* **Work required**: Print all of the lines exactly. Any picture among them stays out.

________________________

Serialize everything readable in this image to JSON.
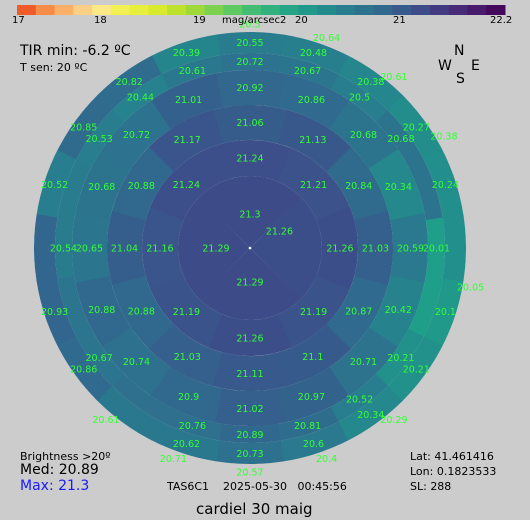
{
  "colors": {
    "background": "#cccccc",
    "value_label": "#33ff33",
    "max_text": "#1a1aff"
  },
  "colorbar": {
    "unit": "mag/arcsec2",
    "min": 17,
    "max": 22.2,
    "ticks": [
      "17",
      "18",
      "19",
      "20",
      "21",
      "22.2"
    ],
    "colormap": "viridis"
  },
  "annotations": {
    "tir_min": "TIR min: -6.2 ºC",
    "t_sen": "T sen: 20 ºC",
    "brightness": "Brightness >20º",
    "med": "Med: 20.89",
    "max": "Max: 21.3",
    "lat": "Lat: 41.461416",
    "lon": "Lon: 0.1823533",
    "sl": "SL:  288",
    "device_time": "TAS6C1    2025-05-30   00:45:56",
    "caption": "cardiel 30 maig"
  },
  "compass": {
    "n": "N",
    "s": "S",
    "e": "E",
    "w": "W"
  },
  "chart_data": {
    "type": "heatmap",
    "projection": "polar sky map (zenith at center)",
    "colorbar_label": "mag/arcsec2",
    "vmin": 17,
    "vmax": 22.2,
    "cells": [
      {
        "ring": 1,
        "az": 0,
        "value": 21.3
      },
      {
        "ring": 1,
        "az": 60,
        "value": 21.26
      },
      {
        "ring": 1,
        "az": 180,
        "value": 21.29
      },
      {
        "ring": 1,
        "az": 270,
        "value": 21.29
      },
      {
        "ring": 2,
        "az": 0,
        "value": 21.24
      },
      {
        "ring": 2,
        "az": 45,
        "value": 21.21
      },
      {
        "ring": 2,
        "az": 90,
        "value": 21.26
      },
      {
        "ring": 2,
        "az": 135,
        "value": 21.19
      },
      {
        "ring": 2,
        "az": 180,
        "value": 21.26
      },
      {
        "ring": 2,
        "az": 225,
        "value": 21.19
      },
      {
        "ring": 2,
        "az": 270,
        "value": 21.16
      },
      {
        "ring": 2,
        "az": 315,
        "value": 21.24
      },
      {
        "ring": 3,
        "az": 0,
        "value": 21.06
      },
      {
        "ring": 3,
        "az": 30,
        "value": 21.13
      },
      {
        "ring": 3,
        "az": 60,
        "value": 20.84
      },
      {
        "ring": 3,
        "az": 90,
        "value": 21.03
      },
      {
        "ring": 3,
        "az": 120,
        "value": 20.87
      },
      {
        "ring": 3,
        "az": 150,
        "value": 21.1
      },
      {
        "ring": 3,
        "az": 180,
        "value": 21.11
      },
      {
        "ring": 3,
        "az": 210,
        "value": 21.03
      },
      {
        "ring": 3,
        "az": 240,
        "value": 20.88
      },
      {
        "ring": 3,
        "az": 270,
        "value": 21.04
      },
      {
        "ring": 3,
        "az": 300,
        "value": 20.88
      },
      {
        "ring": 3,
        "az": 330,
        "value": 21.17
      },
      {
        "ring": 4,
        "az": 0,
        "value": 20.92
      },
      {
        "ring": 4,
        "az": 22.5,
        "value": 20.86
      },
      {
        "ring": 4,
        "az": 45,
        "value": 20.68
      },
      {
        "ring": 4,
        "az": 67.5,
        "value": 20.34
      },
      {
        "ring": 4,
        "az": 90,
        "value": 20.59
      },
      {
        "ring": 4,
        "az": 112.5,
        "value": 20.42
      },
      {
        "ring": 4,
        "az": 135,
        "value": 20.71
      },
      {
        "ring": 4,
        "az": 157.5,
        "value": 20.97
      },
      {
        "ring": 4,
        "az": 180,
        "value": 21.02
      },
      {
        "ring": 4,
        "az": 202.5,
        "value": 20.9
      },
      {
        "ring": 4,
        "az": 225,
        "value": 20.74
      },
      {
        "ring": 4,
        "az": 247.5,
        "value": 20.88
      },
      {
        "ring": 4,
        "az": 270,
        "value": 20.65
      },
      {
        "ring": 4,
        "az": 292.5,
        "value": 20.68
      },
      {
        "ring": 4,
        "az": 315,
        "value": 20.72
      },
      {
        "ring": 4,
        "az": 337.5,
        "value": 21.01
      },
      {
        "ring": 5,
        "az": 0,
        "value": 20.72
      },
      {
        "ring": 5,
        "az": 18,
        "value": 20.67
      },
      {
        "ring": 5,
        "az": 36,
        "value": 20.5
      },
      {
        "ring": 5,
        "az": 54,
        "value": 20.68
      },
      {
        "ring": 5,
        "az": 90,
        "value": 20.01
      },
      {
        "ring": 5,
        "az": 126,
        "value": 20.21
      },
      {
        "ring": 5,
        "az": 144,
        "value": 20.52
      },
      {
        "ring": 5,
        "az": 162,
        "value": 20.81
      },
      {
        "ring": 5,
        "az": 180,
        "value": 20.89
      },
      {
        "ring": 5,
        "az": 198,
        "value": 20.76
      },
      {
        "ring": 5,
        "az": 234,
        "value": 20.67
      },
      {
        "ring": 5,
        "az": 270,
        "value": 20.54
      },
      {
        "ring": 5,
        "az": 306,
        "value": 20.53
      },
      {
        "ring": 5,
        "az": 324,
        "value": 20.44
      },
      {
        "ring": 5,
        "az": 342,
        "value": 20.61
      },
      {
        "ring": 6,
        "az": 0,
        "value": 20.55
      },
      {
        "ring": 6,
        "az": 18,
        "value": 20.48
      },
      {
        "ring": 6,
        "az": 36,
        "value": 20.38
      },
      {
        "ring": 6,
        "az": 54,
        "value": 20.27
      },
      {
        "ring": 6,
        "az": 72,
        "value": 20.24
      },
      {
        "ring": 6,
        "az": 108,
        "value": 20.1
      },
      {
        "ring": 6,
        "az": 126,
        "value": 20.21
      },
      {
        "ring": 6,
        "az": 144,
        "value": 20.34
      },
      {
        "ring": 6,
        "az": 162,
        "value": 20.6
      },
      {
        "ring": 6,
        "az": 180,
        "value": 20.73
      },
      {
        "ring": 6,
        "az": 198,
        "value": 20.62
      },
      {
        "ring": 6,
        "az": 234,
        "value": 20.86
      },
      {
        "ring": 6,
        "az": 252,
        "value": 20.93
      },
      {
        "ring": 6,
        "az": 288,
        "value": 20.52
      },
      {
        "ring": 6,
        "az": 306,
        "value": 20.85
      },
      {
        "ring": 6,
        "az": 324,
        "value": 20.82
      },
      {
        "ring": 6,
        "az": 342,
        "value": 20.39
      },
      {
        "ring": 7,
        "az": 0,
        "value": 20.5
      },
      {
        "ring": 7,
        "az": 20,
        "value": 20.64
      },
      {
        "ring": 7,
        "az": 40,
        "value": 20.61
      },
      {
        "ring": 7,
        "az": 60,
        "value": 20.38
      },
      {
        "ring": 7,
        "az": 100,
        "value": 20.05
      },
      {
        "ring": 7,
        "az": 140,
        "value": 20.29
      },
      {
        "ring": 7,
        "az": 160,
        "value": 20.4
      },
      {
        "ring": 7,
        "az": 180,
        "value": 20.57
      },
      {
        "ring": 7,
        "az": 200,
        "value": 20.71
      },
      {
        "ring": 7,
        "az": 220,
        "value": 20.61
      }
    ]
  }
}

________________________

* **Answer below**:
Serialize everything readable in this image to JSON.
{
  "colors": {
    "background": "#cccccc",
    "value_label": "#33ff33",
    "max_text": "#1a1aff"
  },
  "colorbar": {
    "unit": "mag/arcsec2",
    "min": 17,
    "max": 22.2,
    "ticks": [
      "17",
      "18",
      "19",
      "20",
      "21",
      "22.2"
    ],
    "colormap": "viridis"
  },
  "annotations": {
    "tir_min": "TIR min: -6.2 ºC",
    "t_sen": "T sen: 20 ºC",
    "brightness": "Brightness >20º",
    "med": "Med: 20.89",
    "max": "Max: 21.3",
    "lat": "Lat: 41.461416",
    "lon": "Lon: 0.1823533",
    "sl": "SL:  288",
    "device_time": "TAS6C1    2025-05-30   00:45:56",
    "caption": "cardiel 30 maig"
  },
  "compass": {
    "n": "N",
    "s": "S",
    "e": "E",
    "w": "W"
  },
  "chart_data": {
    "type": "heatmap",
    "projection": "polar sky map (zenith at center)",
    "colorbar_label": "mag/arcsec2",
    "vmin": 17,
    "vmax": 22.2,
    "cells": [
      {
        "ring": 1,
        "az": 0,
        "value": 21.3
      },
      {
        "ring": 1,
        "az": 60,
        "value": 21.26
      },
      {
        "ring": 1,
        "az": 180,
        "value": 21.29
      },
      {
        "ring": 1,
        "az": 270,
        "value": 21.29
      },
      {
        "ring": 2,
        "az": 0,
        "value": 21.24
      },
      {
        "ring": 2,
        "az": 45,
        "value": 21.21
      },
      {
        "ring": 2,
        "az": 90,
        "value": 21.26
      },
      {
        "ring": 2,
        "az": 135,
        "value": 21.19
      },
      {
        "ring": 2,
        "az": 180,
        "value": 21.26
      },
      {
        "ring": 2,
        "az": 225,
        "value": 21.19
      },
      {
        "ring": 2,
        "az": 270,
        "value": 21.16
      },
      {
        "ring": 2,
        "az": 315,
        "value": 21.24
      },
      {
        "ring": 3,
        "az": 0,
        "value": 21.06
      },
      {
        "ring": 3,
        "az": 30,
        "value": 21.13
      },
      {
        "ring": 3,
        "az": 60,
        "value": 20.84
      },
      {
        "ring": 3,
        "az": 90,
        "value": 21.03
      },
      {
        "ring": 3,
        "az": 120,
        "value": 20.87
      },
      {
        "ring": 3,
        "az": 150,
        "value": 21.1
      },
      {
        "ring": 3,
        "az": 180,
        "value": 21.11
      },
      {
        "ring": 3,
        "az": 210,
        "value": 21.03
      },
      {
        "ring": 3,
        "az": 240,
        "value": 20.88
      },
      {
        "ring": 3,
        "az": 270,
        "value": 21.04
      },
      {
        "ring": 3,
        "az": 300,
        "value": 20.88
      },
      {
        "ring": 3,
        "az": 330,
        "value": 21.17
      },
      {
        "ring": 4,
        "az": 0,
        "value": 20.92
      },
      {
        "ring": 4,
        "az": 22.5,
        "value": 20.86
      },
      {
        "ring": 4,
        "az": 45,
        "value": 20.68
      },
      {
        "ring": 4,
        "az": 67.5,
        "value": 20.34
      },
      {
        "ring": 4,
        "az": 90,
        "value": 20.59
      },
      {
        "ring": 4,
        "az": 112.5,
        "value": 20.42
      },
      {
        "ring": 4,
        "az": 135,
        "value": 20.71
      },
      {
        "ring": 4,
        "az": 157.5,
        "value": 20.97
      },
      {
        "ring": 4,
        "az": 180,
        "value": 21.02
      },
      {
        "ring": 4,
        "az": 202.5,
        "value": 20.9
      },
      {
        "ring": 4,
        "az": 225,
        "value": 20.74
      },
      {
        "ring": 4,
        "az": 247.5,
        "value": 20.88
      },
      {
        "ring": 4,
        "az": 270,
        "value": 20.65
      },
      {
        "ring": 4,
        "az": 292.5,
        "value": 20.68
      },
      {
        "ring": 4,
        "az": 315,
        "value": 20.72
      },
      {
        "ring": 4,
        "az": 337.5,
        "value": 21.01
      },
      {
        "ring": 5,
        "az": 0,
        "value": 20.72
      },
      {
        "ring": 5,
        "az": 18,
        "value": 20.67
      },
      {
        "ring": 5,
        "az": 36,
        "value": 20.5
      },
      {
        "ring": 5,
        "az": 54,
        "value": 20.68
      },
      {
        "ring": 5,
        "az": 90,
        "value": 20.01
      },
      {
        "ring": 5,
        "az": 126,
        "value": 20.21
      },
      {
        "ring": 5,
        "az": 144,
        "value": 20.52
      },
      {
        "ring": 5,
        "az": 162,
        "value": 20.81
      },
      {
        "ring": 5,
        "az": 180,
        "value": 20.89
      },
      {
        "ring": 5,
        "az": 198,
        "value": 20.76
      },
      {
        "ring": 5,
        "az": 234,
        "value": 20.67
      },
      {
        "ring": 5,
        "az": 270,
        "value": 20.54
      },
      {
        "ring": 5,
        "az": 306,
        "value": 20.53
      },
      {
        "ring": 5,
        "az": 324,
        "value": 20.44
      },
      {
        "ring": 5,
        "az": 342,
        "value": 20.61
      },
      {
        "ring": 6,
        "az": 0,
        "value": 20.55
      },
      {
        "ring": 6,
        "az": 18,
        "value": 20.48
      },
      {
        "ring": 6,
        "az": 36,
        "value": 20.38
      },
      {
        "ring": 6,
        "az": 54,
        "value": 20.27
      },
      {
        "ring": 6,
        "az": 72,
        "value": 20.24
      },
      {
        "ring": 6,
        "az": 108,
        "value": 20.1
      },
      {
        "ring": 6,
        "az": 126,
        "value": 20.21
      },
      {
        "ring": 6,
        "az": 144,
        "value": 20.34
      },
      {
        "ring": 6,
        "az": 162,
        "value": 20.6
      },
      {
        "ring": 6,
        "az": 180,
        "value": 20.73
      },
      {
        "ring": 6,
        "az": 198,
        "value": 20.62
      },
      {
        "ring": 6,
        "az": 234,
        "value": 20.86
      },
      {
        "ring": 6,
        "az": 252,
        "value": 20.93
      },
      {
        "ring": 6,
        "az": 288,
        "value": 20.52
      },
      {
        "ring": 6,
        "az": 306,
        "value": 20.85
      },
      {
        "ring": 6,
        "az": 324,
        "value": 20.82
      },
      {
        "ring": 6,
        "az": 342,
        "value": 20.39
      },
      {
        "ring": 7,
        "az": 0,
        "value": 20.5
      },
      {
        "ring": 7,
        "az": 20,
        "value": 20.64
      },
      {
        "ring": 7,
        "az": 40,
        "value": 20.61
      },
      {
        "ring": 7,
        "az": 60,
        "value": 20.38
      },
      {
        "ring": 7,
        "az": 100,
        "value": 20.05
      },
      {
        "ring": 7,
        "az": 140,
        "value": 20.29
      },
      {
        "ring": 7,
        "az": 160,
        "value": 20.4
      },
      {
        "ring": 7,
        "az": 180,
        "value": 20.57
      },
      {
        "ring": 7,
        "az": 200,
        "value": 20.71
      },
      {
        "ring": 7,
        "az": 220,
        "value": 20.61
      }
    ]
  }
}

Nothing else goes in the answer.